> _STATED EXERCISE_: Work out the number of lines with "Listening" in them. Reply with that number and no other words.

━━━━━━━━

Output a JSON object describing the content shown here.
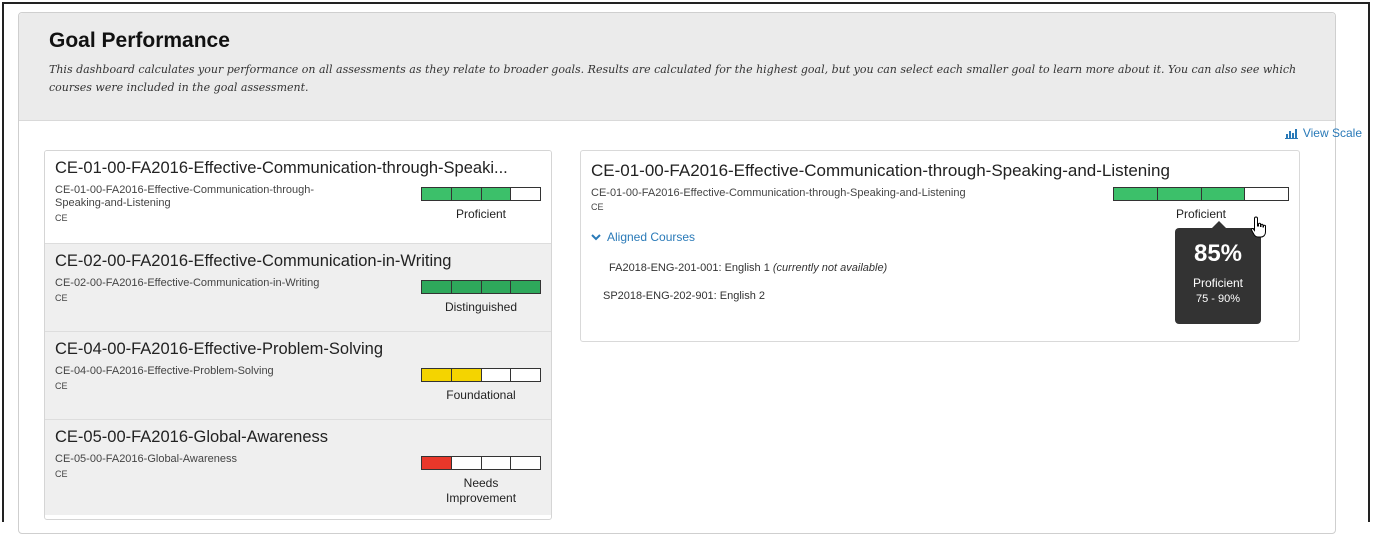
{
  "header": {
    "title": "Goal Performance",
    "description": "This dashboard calculates your performance on all assessments as they relate to broader goals. Results are calculated for the highest goal, but you can select each smaller goal to learn more about it. You can also see which courses were included in the goal assessment."
  },
  "view_scale": {
    "label": "View Scale",
    "icon": "bar-chart-icon"
  },
  "colors": {
    "green": "#3cc06a",
    "dark_green": "#2ea85b",
    "yellow": "#f4d400",
    "red": "#e8372a",
    "link": "#2a7ab8"
  },
  "goals": [
    {
      "title": "CE-01-00-FA2016-Effective-Communication-through-Speaki...",
      "subtitle": "CE-01-00-FA2016-Effective-Communication-through-Speaking-and-Listening",
      "code": "CE",
      "level": "Proficient",
      "filled": 3,
      "total": 4,
      "color": "#3cc06a"
    },
    {
      "title": "CE-02-00-FA2016-Effective-Communication-in-Writing",
      "subtitle": "CE-02-00-FA2016-Effective-Communication-in-Writing",
      "code": "CE",
      "level": "Distinguished",
      "filled": 4,
      "total": 4,
      "color": "#2ea85b"
    },
    {
      "title": "CE-04-00-FA2016-Effective-Problem-Solving",
      "subtitle": "CE-04-00-FA2016-Effective-Problem-Solving",
      "code": "CE",
      "level": "Foundational",
      "filled": 2,
      "total": 4,
      "color": "#f4d400"
    },
    {
      "title": "CE-05-00-FA2016-Global-Awareness",
      "subtitle": "CE-05-00-FA2016-Global-Awareness",
      "code": "CE",
      "level": "Needs Improvement",
      "filled": 1,
      "total": 4,
      "color": "#e8372a"
    }
  ],
  "detail": {
    "title": "CE-01-00-FA2016-Effective-Communication-through-Speaking-and-Listening",
    "subtitle": "CE-01-00-FA2016-Effective-Communication-through-Speaking-and-Listening",
    "code": "CE",
    "level": "Proficient",
    "progress_fraction": 0.75,
    "aligned_label": "Aligned Courses",
    "courses": [
      {
        "name": "FA2018-ENG-201-001: English 1",
        "note": "(currently not available)"
      },
      {
        "name": "SP2018-ENG-202-901: English 2",
        "note": ""
      }
    ]
  },
  "tooltip": {
    "percent": "85%",
    "level": "Proficient",
    "range": "75 - 90%"
  }
}
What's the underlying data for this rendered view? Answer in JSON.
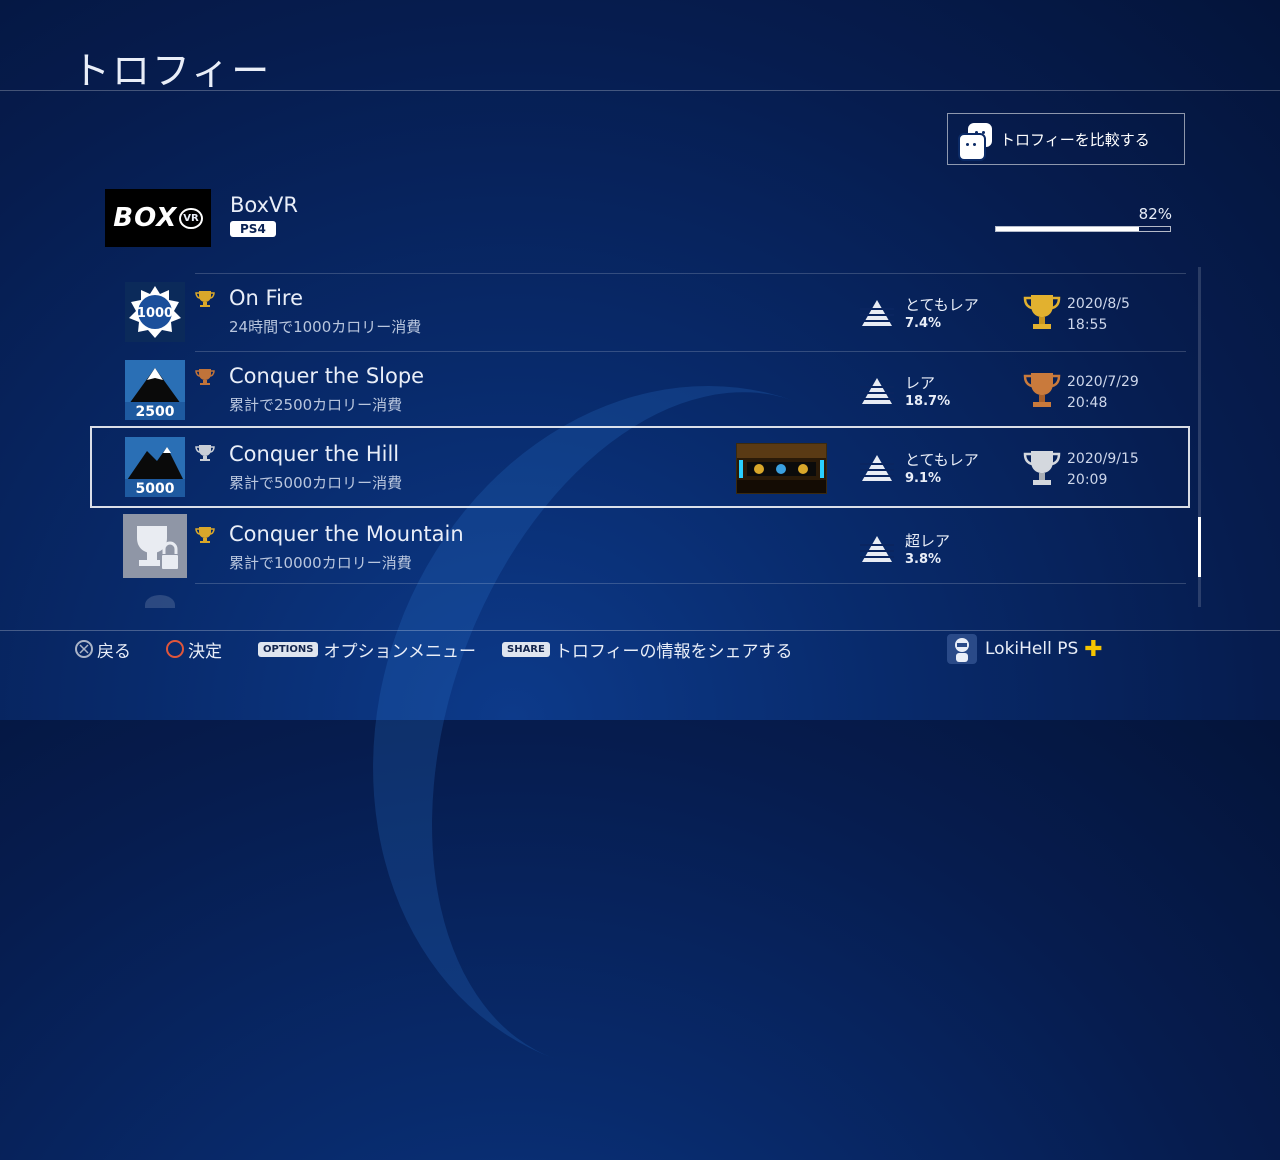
{
  "header": {
    "title": "トロフィー"
  },
  "compare_button": {
    "label": "トロフィーを比較する"
  },
  "game": {
    "logo_text": "BOX",
    "logo_badge": "VR",
    "title": "BoxVR",
    "platform": "PS4",
    "progress_text": "82%",
    "progress": 0.82
  },
  "trophies": [
    {
      "badge": "1000",
      "name": "On Fire",
      "description": "24時間で1000カロリー消費",
      "grade": "gold",
      "rarity_label": "とてもレア",
      "rarity_pct": "7.4%",
      "date": "2020/8/5",
      "time": "18:55",
      "earned": true
    },
    {
      "badge": "2500",
      "name": "Conquer the Slope",
      "description": "累計で2500カロリー消費",
      "grade": "bronze",
      "rarity_label": "レア",
      "rarity_pct": "18.7%",
      "date": "2020/7/29",
      "time": "20:48",
      "earned": true
    },
    {
      "badge": "5000",
      "name": "Conquer the Hill",
      "description": "累計で5000カロリー消費",
      "grade": "silver",
      "rarity_label": "とてもレア",
      "rarity_pct": "9.1%",
      "date": "2020/9/15",
      "time": "20:09",
      "earned": true,
      "selected": true
    },
    {
      "badge": "",
      "name": "Conquer the Mountain",
      "description": "累計で10000カロリー消費",
      "grade": "gold",
      "rarity_label": "超レア",
      "rarity_pct": "3.8%",
      "date": "",
      "time": "",
      "earned": false
    }
  ],
  "footer": {
    "back_label": "戻る",
    "confirm_label": "決定",
    "options_key": "OPTIONS",
    "options_label": "オプションメニュー",
    "share_key": "SHARE",
    "share_label": "トロフィーの情報をシェアする",
    "user_name": "LokiHell PS",
    "plus_icon": "✚"
  },
  "colors": {
    "gold": "#d9a72a",
    "silver": "#c9ced6",
    "bronze": "#c0733a"
  }
}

━━━━━━━━

> _CORRECT OUTPUT_: 3